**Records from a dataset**
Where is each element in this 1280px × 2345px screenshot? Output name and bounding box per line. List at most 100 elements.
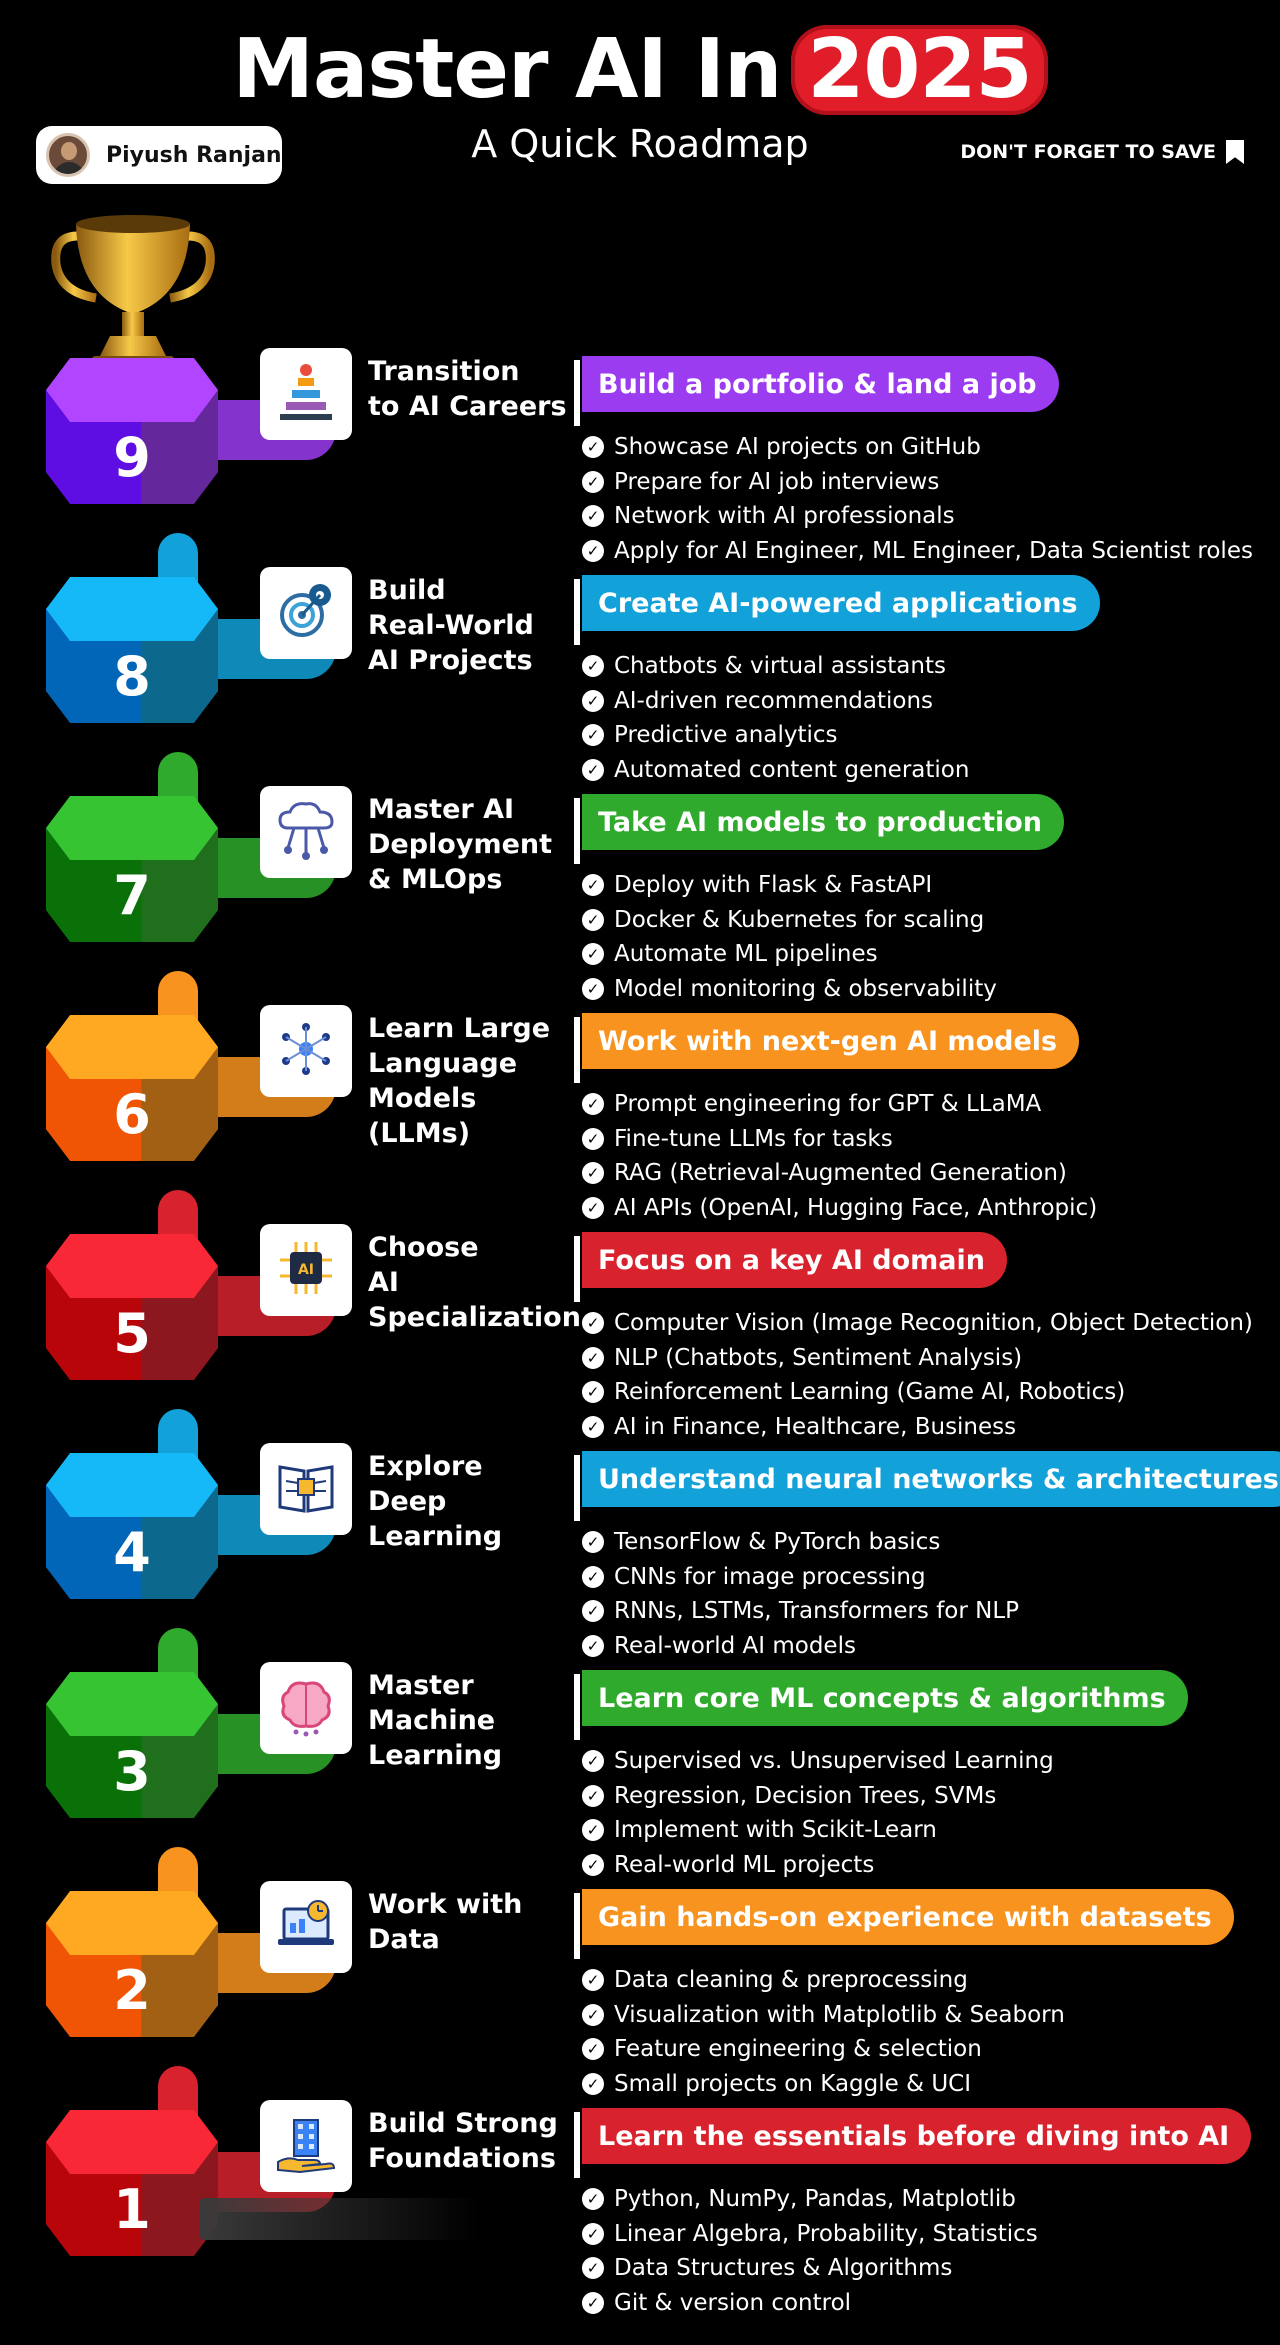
avatar bbox=[46, 133, 90, 177]
check-icon: ✓ bbox=[582, 539, 604, 562]
bullet-item: ✓ Fine-tune LLMs for tasks bbox=[582, 1122, 1097, 1157]
building-hand-icon bbox=[274, 2112, 338, 2180]
bullet-item: ✓ Prompt engineering for GPT & LLaMA bbox=[582, 1087, 1097, 1122]
bullet-item: ✓ RAG (Retrieval-Augmented Generation) bbox=[582, 1156, 1097, 1191]
author-name: Piyush Ranjan bbox=[106, 142, 282, 168]
step-title-line: Explore bbox=[368, 1451, 483, 1482]
base-shadow bbox=[200, 2198, 480, 2240]
step-title: Transition to AI Careers bbox=[368, 354, 578, 424]
bullet-item: ✓ NLP (Chatbots, Sentiment Analysis) bbox=[582, 1341, 1253, 1376]
step-title: Build Strong Foundations bbox=[368, 2106, 578, 2176]
bullet-item: ✓ AI-driven recommendations bbox=[582, 684, 969, 719]
headline-bar bbox=[574, 2112, 580, 2178]
roadmap-step-1: 1 Build Strong Foundations Learn the essent… bbox=[0, 2066, 1280, 2316]
target-gear-icon bbox=[274, 579, 338, 647]
bullet-item: ✓ Regression, Decision Trees, SVMs bbox=[582, 1779, 1054, 1814]
step-icon-box bbox=[260, 1005, 352, 1097]
step-number: 9 bbox=[113, 426, 151, 489]
bullet-item: ✓ Feature engineering & selection bbox=[582, 2032, 1065, 2067]
bullet-item: ✓ Automate ML pipelines bbox=[582, 937, 997, 972]
headline-bar bbox=[574, 1455, 580, 1521]
bullet-text: Showcase AI projects on GitHub bbox=[614, 434, 981, 461]
brain-icon bbox=[274, 1674, 338, 1742]
step-icon-box bbox=[260, 348, 352, 440]
author-badge[interactable]: Piyush Ranjan bbox=[36, 126, 282, 184]
check-icon: ✓ bbox=[582, 505, 604, 528]
headline-bar bbox=[574, 1674, 580, 1740]
save-reminder[interactable]: DON'T FORGET TO SAVE bbox=[960, 140, 1244, 164]
bullet-list: ✓ Chatbots & virtual assistants ✓ AI-driven… bbox=[582, 649, 969, 787]
step-title-line: Choose bbox=[368, 1232, 479, 1263]
bullet-list: ✓ Supervised vs. Unsupervised Learning ✓ Re… bbox=[582, 1744, 1054, 1882]
laptop-clock-icon bbox=[274, 1893, 338, 1961]
roadmap-step-4: 4 Explore Deep Learning Understand neural ne… bbox=[0, 1409, 1280, 1659]
bullet-item: ✓ Supervised vs. Unsupervised Learning bbox=[582, 1744, 1054, 1779]
step-headline: Build a portfolio & land a job bbox=[582, 356, 1059, 412]
step-title-line: Master AI bbox=[368, 794, 515, 825]
bullet-item: ✓ Data cleaning & preprocessing bbox=[582, 1963, 1065, 1998]
bullet-text: Visualization with Matplotlib & Seaborn bbox=[614, 2001, 1065, 2028]
bullet-text: Real-world ML projects bbox=[614, 1851, 875, 1878]
svg-text:AI: AI bbox=[298, 1262, 314, 1278]
book-circuit-icon bbox=[274, 1455, 338, 1523]
step-pillar: 3 bbox=[46, 1628, 336, 1818]
check-icon: ✓ bbox=[582, 1346, 604, 1369]
bullet-text: Automate ML pipelines bbox=[614, 941, 878, 968]
bullet-text: Data cleaning & preprocessing bbox=[614, 1967, 968, 1994]
bullet-text: Predictive analytics bbox=[614, 722, 838, 749]
step-headline: Understand neural networks & architectur… bbox=[582, 1451, 1280, 1507]
check-icon: ✓ bbox=[582, 689, 604, 712]
step-title: Work with Data bbox=[368, 1887, 578, 1957]
bullet-text: Prompt engineering for GPT & LLaMA bbox=[614, 1091, 1042, 1118]
pillar-top bbox=[46, 1453, 218, 1517]
bullet-item: ✓ Chatbots & virtual assistants bbox=[582, 649, 969, 684]
step-title-line: Build Strong bbox=[368, 2108, 558, 2139]
step-title-line: Build bbox=[368, 575, 446, 606]
title-year-badge: 2025 bbox=[791, 25, 1048, 115]
neural-node-icon bbox=[274, 1017, 338, 1085]
pillar-top bbox=[46, 1672, 218, 1736]
bullet-item: ✓ TensorFlow & PyTorch basics bbox=[582, 1525, 1019, 1560]
check-icon: ✓ bbox=[582, 977, 604, 1000]
bullet-text: Network with AI professionals bbox=[614, 503, 955, 530]
check-icon: ✓ bbox=[582, 908, 604, 931]
step-pillar: 7 bbox=[46, 752, 336, 942]
step-title-line: Transition bbox=[368, 356, 520, 387]
step-title: Master Machine Learning bbox=[368, 1668, 578, 1773]
cloud-network-icon bbox=[274, 798, 338, 866]
step-pillar: 8 bbox=[46, 533, 336, 723]
step-number: 4 bbox=[113, 1521, 151, 1584]
check-icon: ✓ bbox=[582, 1565, 604, 1588]
bullet-text: AI-driven recommendations bbox=[614, 687, 934, 714]
bullet-item: ✓ AI APIs (OpenAI, Hugging Face, Anthropi… bbox=[582, 1191, 1097, 1226]
headline-bar bbox=[574, 798, 580, 864]
bullet-text: AI in Finance, Healthcare, Business bbox=[614, 1413, 1017, 1440]
page-title: Master AI In 2025 bbox=[0, 22, 1280, 118]
bullet-list: ✓ Deploy with Flask & FastAPI ✓ Docker & Ku… bbox=[582, 868, 997, 1006]
step-title-line: Foundations bbox=[368, 2143, 556, 2174]
step-title-line: Deployment bbox=[368, 829, 553, 860]
check-icon: ✓ bbox=[582, 2222, 604, 2245]
bullet-text: Chatbots & virtual assistants bbox=[614, 653, 946, 680]
bullet-text: Implement with Scikit-Learn bbox=[614, 1817, 937, 1844]
step-headline: Take AI models to production bbox=[582, 794, 1065, 850]
step-headline: Gain hands-on experience with datasets bbox=[582, 1889, 1234, 1945]
check-icon: ✓ bbox=[582, 2291, 604, 2314]
step-icon-box bbox=[260, 1443, 352, 1535]
bookmark-icon bbox=[1226, 140, 1244, 164]
step-title-line: Real-World bbox=[368, 610, 534, 641]
step-headline: Create AI-powered applications bbox=[582, 575, 1100, 631]
step-headline: Focus on a key AI domain bbox=[582, 1232, 1007, 1288]
step-title: Learn Large Language Models (LLMs) bbox=[368, 1011, 578, 1151]
step-title-line: Specialization bbox=[368, 1302, 581, 1333]
pillar-top bbox=[46, 1234, 218, 1298]
bullet-item: ✓ RNNs, LSTMs, Transformers for NLP bbox=[582, 1594, 1019, 1629]
roadmap-step-9: 9 Transition to AI Careers Build a portfoli… bbox=[0, 326, 1280, 564]
bullet-item: ✓ Automated content generation bbox=[582, 753, 969, 788]
bullet-text: Feature engineering & selection bbox=[614, 2036, 982, 2063]
step-title-line: Learning bbox=[368, 1740, 503, 1771]
check-icon: ✓ bbox=[582, 1784, 604, 1807]
step-number: 1 bbox=[113, 2178, 151, 2241]
bullet-item: ✓ Network with AI professionals bbox=[582, 499, 1253, 534]
step-title-line: Data bbox=[368, 1924, 440, 1955]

**Task instructions**
Copy the lines above, from the line with "avatar bbox=[46, 133, 90, 177]" to the line with "step-title: Transition to", both included, without any changes.

**Exercise answer**
avatar bbox=[46, 133, 90, 177]
check-icon: ✓ bbox=[582, 539, 604, 562]
bullet-item: ✓ Fine-tune LLMs for tasks bbox=[582, 1122, 1097, 1157]
building-hand-icon bbox=[274, 2112, 338, 2180]
bullet-item: ✓ Prompt engineering for GPT & LLaMA bbox=[582, 1087, 1097, 1122]
bullet-item: ✓ RAG (Retrieval-Augmented Generation) bbox=[582, 1156, 1097, 1191]
author-name: Piyush Ranjan bbox=[106, 142, 282, 168]
step-title-line: Explore bbox=[368, 1451, 483, 1482]
base-shadow bbox=[200, 2198, 480, 2240]
step-title: Transition to AI Careers bbox=[368, 354, 578, 424]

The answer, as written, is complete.